> TASK GOAL
Restate the listing that follows word for word, without its pictures.

[Data entries]
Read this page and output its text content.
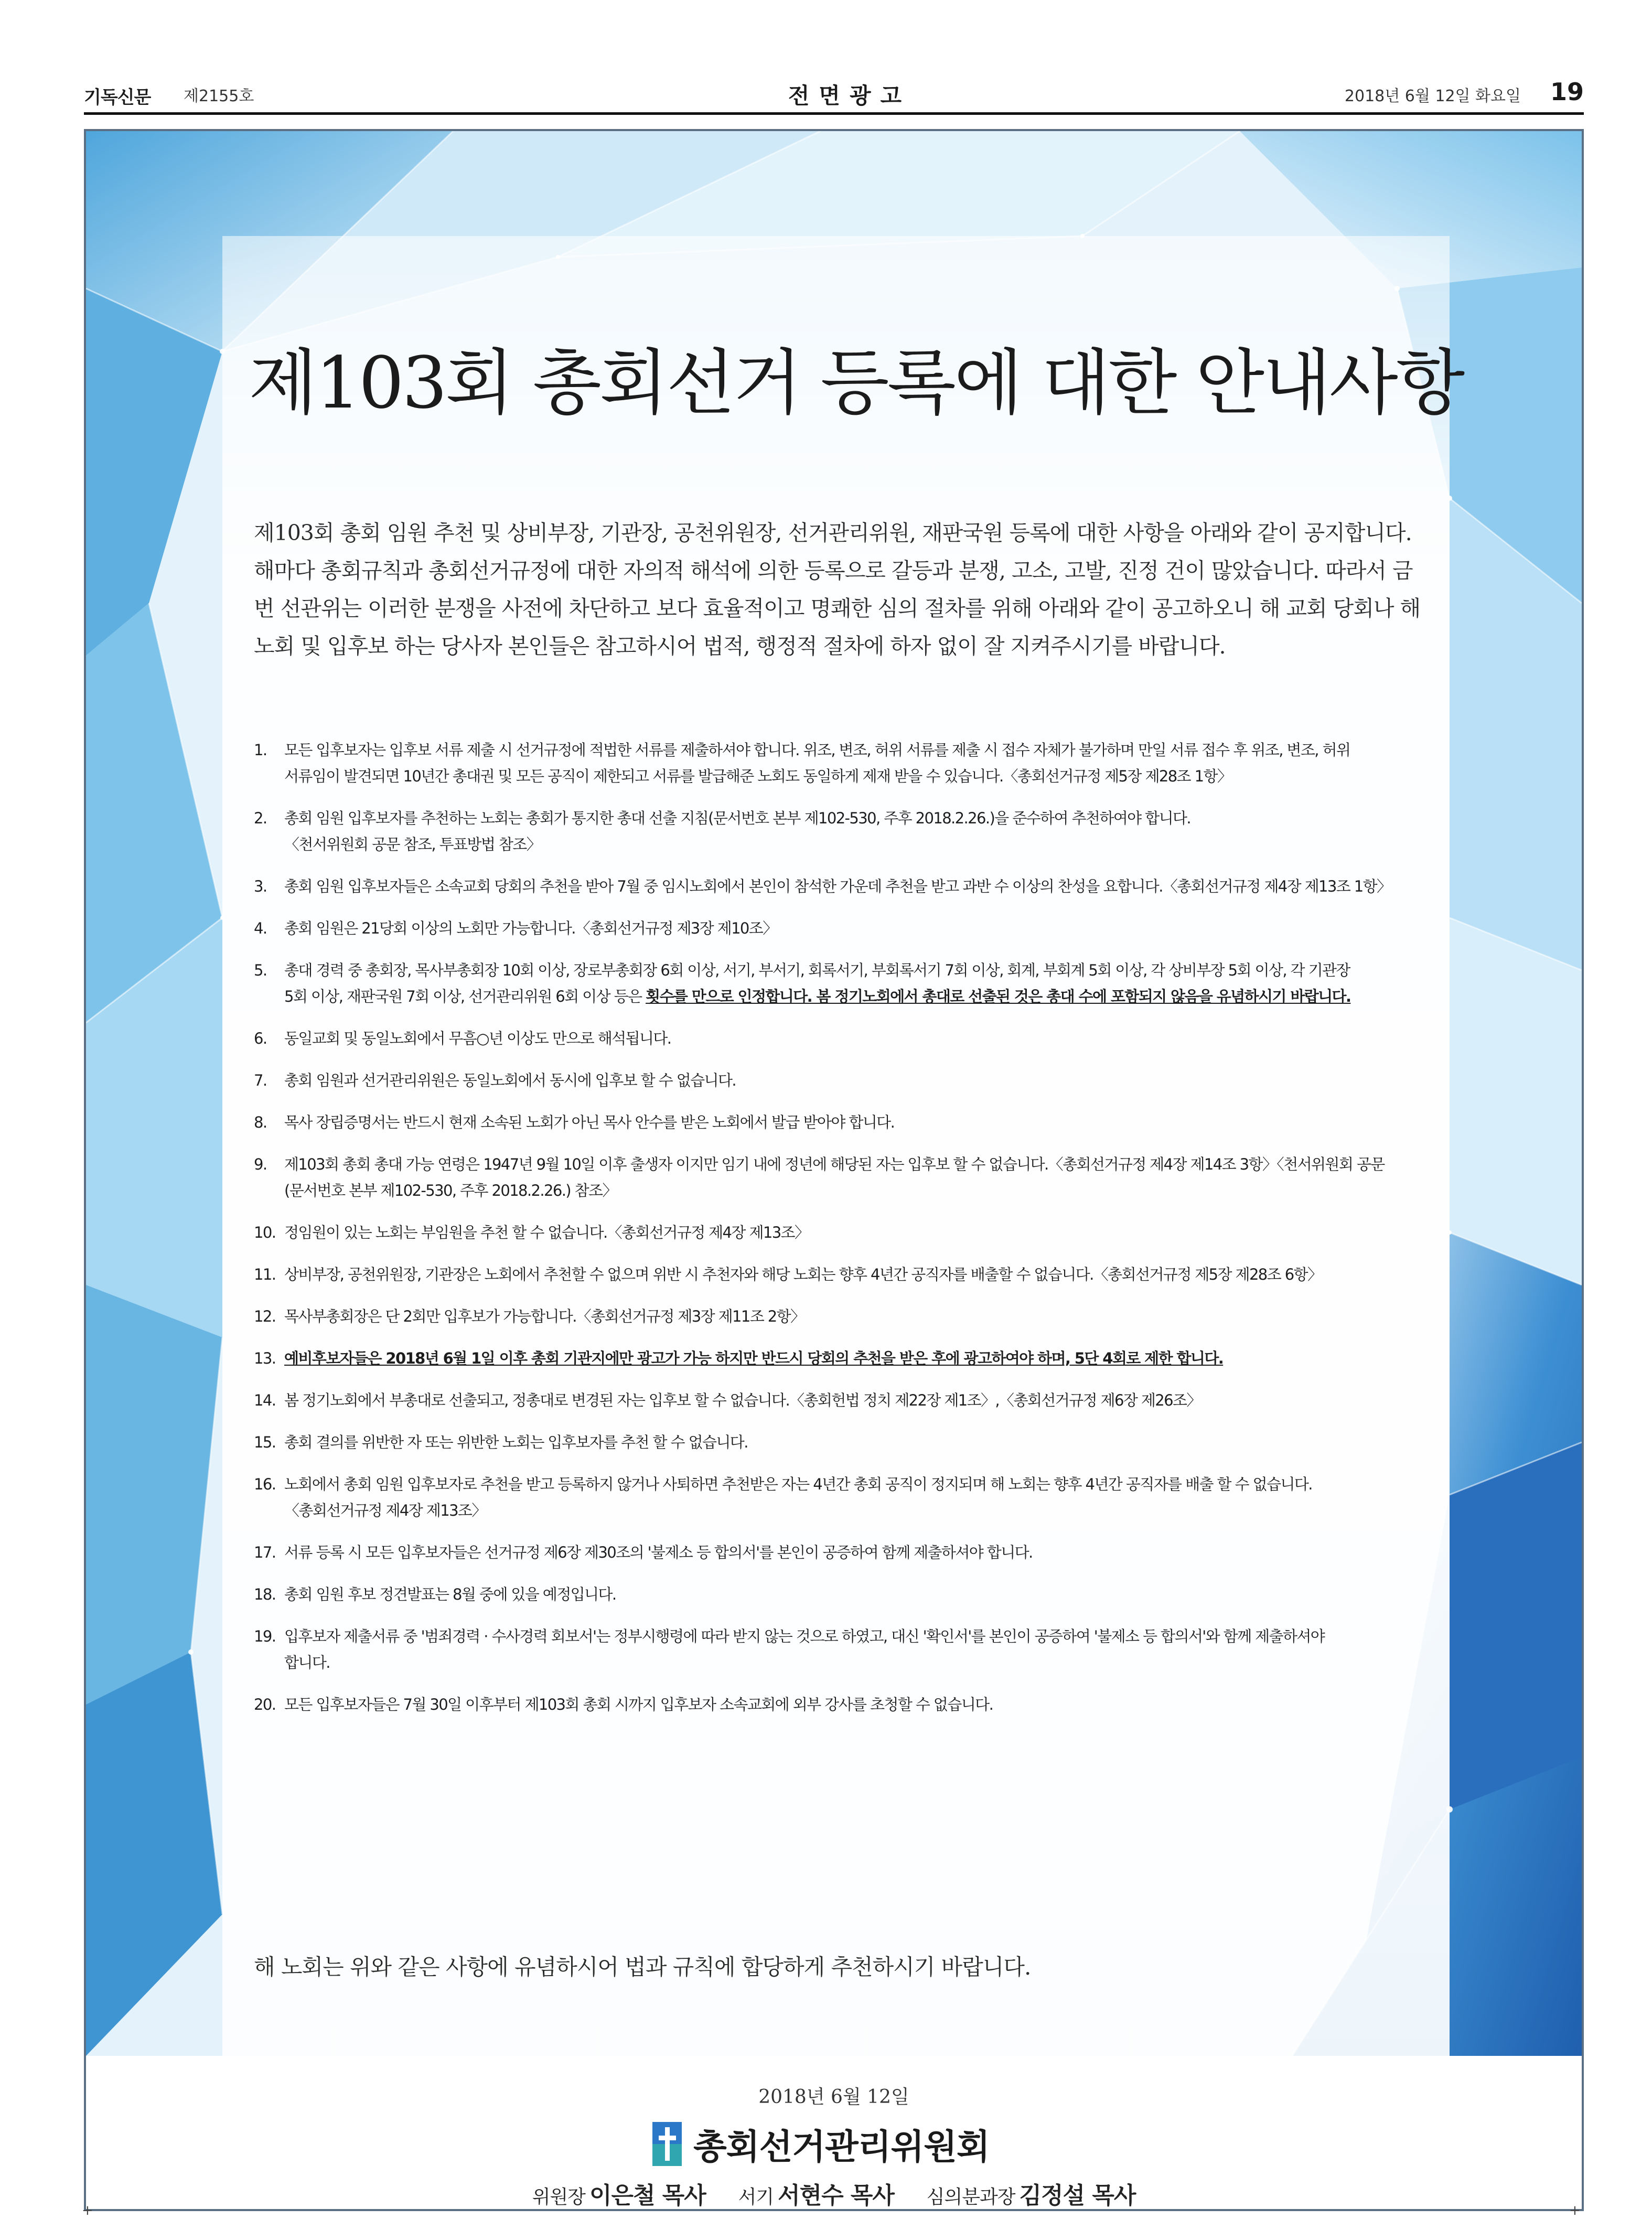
기독신문 제2155호	전면광고	2018년 6월 12일 화요일 19
제103회 총회선거 등록에 대한 안내사항

제103회 총회 임원 추천 및 상비부장, 기관장, 공천위원장, 선거관리위원, 재판국원 등록에 대한 사항을 아래와 같이 공지합니다.

해마다 총회규칙과 총회선거규정에 대한 자의적 해석에 의한 등록으로 갈등과 분쟁, 고소, 고발, 진정 건이 많았습니다. 따라서 금

번 선관위는 이러한 분쟁을 사전에 차단하고 보다 효율적이고 명쾌한 심의 절차를 위해 아래와 같이 공고하오니 해 교회 당회나 해

노회 및 입후보 하는 당사자 본인들은 참고하시어 법적, 행정적 절차에 하자 없이 잘 지켜주시기를 바랍니다.

1. 모든 입후보자는 입후보 서류 제출 시 선거규정에 적법한 서류를 제출하셔야 합니다. 위조, 변조, 허위 서류를 제출 시 접수 자체가 불가하며 만일 서류 접수 후 위조, 변조, 허위
서류임이 발견되면 10년간 총대권 및 모든 공직이 제한되고 서류를 발급해준 노회도 동일하게 제재 받을 수 있습니다.〈총회선거규정 제5장 제28조 1항〉
2. 총회 임원 입후보자를 추천하는 노회는 총회가 통지한 총대 선출 지침(문서번호 본부 제102-530, 주후 2018.2.26.)을 준수하여 추천하여야 합니다.
〈천서위원회 공문 참조, 투표방법 참조〉
3. 총회 임원 입후보자들은 소속교회 당회의 추천을 받아 7월 중 임시노회에서 본인이 참석한 가운데 추천을 받고 과반 수 이상의 찬성을 요합니다.〈총회선거규정 제4장 제13조 1항〉
4. 총회 임원은 21당회 이상의 노회만 가능합니다.〈총회선거규정 제3장 제10조〉
5. 총대 경력 중 총회장, 목사부총회장 10회 이상, 장로부총회장 6회 이상, 서기, 부서기, 회록서기, 부회록서기 7회 이상, 회계, 부회계 5회 이상, 각 상비부장 5회 이상, 각 기관장
5회 이상, 재판국원 7회 이상, 선거관리위원 6회 이상 등은 횟수를 만으로 인정합니다. 봄 정기노회에서 총대로 선출된 것은 총대 수에 포함되지 않음을 유념하시기 바랍니다.
6. 동일교회 및 동일노회에서 무흠○년 이상도 만으로 해석됩니다.
7. 총회 임원과 선거관리위원은 동일노회에서 동시에 입후보 할 수 없습니다.
8. 목사 장립증명서는 반드시 현재 소속된 노회가 아닌 목사 안수를 받은 노회에서 발급 받아야 합니다.
9. 제103회 총회 총대 가능 연령은 1947년 9월 10일 이후 출생자 이지만 임기 내에 정년에 해당된 자는 입후보 할 수 없습니다.〈총회선거규정 제4장 제14조 3항〉〈천서위원회 공문
(문서번호 본부 제102-530, 주후 2018.2.26.) 참조〉
10. 정임원이 있는 노회는 부임원을 추천 할 수 없습니다.〈총회선거규정 제4장 제13조〉
11. 상비부장, 공천위원장, 기관장은 노회에서 추천할 수 없으며 위반 시 추천자와 해당 노회는 향후 4년간 공직자를 배출할 수 없습니다.〈총회선거규정 제5장 제28조 6항〉
12. 목사부총회장은 단 2회만 입후보가 가능합니다.〈총회선거규정 제3장 제11조 2항〉
13. 예비후보자들은 2018년 6월 1일 이후 총회 기관지에만 광고가 가능 하지만 반드시 당회의 추천을 받은 후에 광고하여야 하며, 5단 4회로 제한 합니다.
14. 봄 정기노회에서 부총대로 선출되고, 정총대로 변경된 자는 입후보 할 수 없습니다.〈총회헌법 정치 제22장 제1조〉,〈총회선거규정 제6장 제26조〉
15. 총회 결의를 위반한 자 또는 위반한 노회는 입후보자를 추천 할 수 없습니다.
16. 노회에서 총회 임원 입후보자로 추천을 받고 등록하지 않거나 사퇴하면 추천받은 자는 4년간 총회 공직이 정지되며 해 노회는 향후 4년간 공직자를 배출 할 수 없습니다.
〈총회선거규정 제4장 제13조〉
17. 서류 등록 시 모든 입후보자들은 선거규정 제6장 제30조의 '불제소 등 합의서'를 본인이 공증하여 함께 제출하셔야 합니다.
18. 총회 임원 후보 정견발표는 8월 중에 있을 예정입니다.
19. 입후보자 제출서류 중 '범죄경력 · 수사경력 회보서'는 정부시행령에 따라 받지 않는 것으로 하였고, 대신 '확인서'를 본인이 공증하여 '불제소 등 합의서'와 함께 제출하셔야
합니다.
20. 모든 입후보자들은 7월 30일 이후부터 제103회 총회 시까지 입후보자 소속교회에 외부 강사를 초청할 수 없습니다.
해 노회는 위와 같은 사항에 유념하시어 법과 규칙에 합당하게 추천하시기 바랍니다.
2018년 6월 12일
총회선거관리위원회
위원장 이은철 목사 서기 서현수 목사 심의분과장 김정설 목사
+	+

> RIGHT ANSWER
Read this page and output its text content.
기독신문 제2155호	전면광고	2018년 6월 12일 화요일 19
제103회 총회선거 등록에 대한 안내사항

제103회 총회 임원 추천 및 상비부장, 기관장, 공천위원장, 선거관리위원, 재판국원 등록에 대한 사항을 아래와 같이 공지합니다.

해마다 총회규칙과 총회선거규정에 대한 자의적 해석에 의한 등록으로 갈등과 분쟁, 고소, 고발, 진정 건이 많았습니다. 따라서 금

번 선관위는 이러한 분쟁을 사전에 차단하고 보다 효율적이고 명쾌한 심의 절차를 위해 아래와 같이 공고하오니 해 교회 당회나 해

노회 및 입후보 하는 당사자 본인들은 참고하시어 법적, 행정적 절차에 하자 없이 잘 지켜주시기를 바랍니다.

1. 모든 입후보자는 입후보 서류 제출 시 선거규정에 적법한 서류를 제출하셔야 합니다. 위조, 변조, 허위 서류를 제출 시 접수 자체가 불가하며 만일 서류 접수 후 위조, 변조, 허위
서류임이 발견되면 10년간 총대권 및 모든 공직이 제한되고 서류를 발급해준 노회도 동일하게 제재 받을 수 있습니다.〈총회선거규정 제5장 제28조 1항〉
2. 총회 임원 입후보자를 추천하는 노회는 총회가 통지한 총대 선출 지침(문서번호 본부 제102-530, 주후 2018.2.26.)을 준수하여 추천하여야 합니다.
〈천서위원회 공문 참조, 투표방법 참조〉
3. 총회 임원 입후보자들은 소속교회 당회의 추천을 받아 7월 중 임시노회에서 본인이 참석한 가운데 추천을 받고 과반 수 이상의 찬성을 요합니다.〈총회선거규정 제4장 제13조 1항〉
4. 총회 임원은 21당회 이상의 노회만 가능합니다.〈총회선거규정 제3장 제10조〉
5. 총대 경력 중 총회장, 목사부총회장 10회 이상, 장로부총회장 6회 이상, 서기, 부서기, 회록서기, 부회록서기 7회 이상, 회계, 부회계 5회 이상, 각 상비부장 5회 이상, 각 기관장
5회 이상, 재판국원 7회 이상, 선거관리위원 6회 이상 등은 횟수를 만으로 인정합니다. 봄 정기노회에서 총대로 선출된 것은 총대 수에 포함되지 않음을 유념하시기 바랍니다.
6. 동일교회 및 동일노회에서 무흠○년 이상도 만으로 해석됩니다.
7. 총회 임원과 선거관리위원은 동일노회에서 동시에 입후보 할 수 없습니다.
8. 목사 장립증명서는 반드시 현재 소속된 노회가 아닌 목사 안수를 받은 노회에서 발급 받아야 합니다.
9. 제103회 총회 총대 가능 연령은 1947년 9월 10일 이후 출생자 이지만 임기 내에 정년에 해당된 자는 입후보 할 수 없습니다.〈총회선거규정 제4장 제14조 3항〉〈천서위원회 공문
(문서번호 본부 제102-530, 주후 2018.2.26.) 참조〉
10. 정임원이 있는 노회는 부임원을 추천 할 수 없습니다.〈총회선거규정 제4장 제13조〉
11. 상비부장, 공천위원장, 기관장은 노회에서 추천할 수 없으며 위반 시 추천자와 해당 노회는 향후 4년간 공직자를 배출할 수 없습니다.〈총회선거규정 제5장 제28조 6항〉
12. 목사부총회장은 단 2회만 입후보가 가능합니다.〈총회선거규정 제3장 제11조 2항〉
13. 예비후보자들은 2018년 6월 1일 이후 총회 기관지에만 광고가 가능 하지만 반드시 당회의 추천을 받은 후에 광고하여야 하며, 5단 4회로 제한 합니다.
14. 봄 정기노회에서 부총대로 선출되고, 정총대로 변경된 자는 입후보 할 수 없습니다.〈총회헌법 정치 제22장 제1조〉,〈총회선거규정 제6장 제26조〉
15. 총회 결의를 위반한 자 또는 위반한 노회는 입후보자를 추천 할 수 없습니다.
16. 노회에서 총회 임원 입후보자로 추천을 받고 등록하지 않거나 사퇴하면 추천받은 자는 4년간 총회 공직이 정지되며 해 노회는 향후 4년간 공직자를 배출 할 수 없습니다.
〈총회선거규정 제4장 제13조〉
17. 서류 등록 시 모든 입후보자들은 선거규정 제6장 제30조의 '불제소 등 합의서'를 본인이 공증하여 함께 제출하셔야 합니다.
18. 총회 임원 후보 정견발표는 8월 중에 있을 예정입니다.
19. 입후보자 제출서류 중 '범죄경력 · 수사경력 회보서'는 정부시행령에 따라 받지 않는 것으로 하였고, 대신 '확인서'를 본인이 공증하여 '불제소 등 합의서'와 함께 제출하셔야
합니다.
20. 모든 입후보자들은 7월 30일 이후부터 제103회 총회 시까지 입후보자 소속교회에 외부 강사를 초청할 수 없습니다.
해 노회는 위와 같은 사항에 유념하시어 법과 규칙에 합당하게 추천하시기 바랍니다.
2018년 6월 12일
총회선거관리위원회
위원장 이은철 목사 서기 서현수 목사 심의분과장 김정설 목사
+	+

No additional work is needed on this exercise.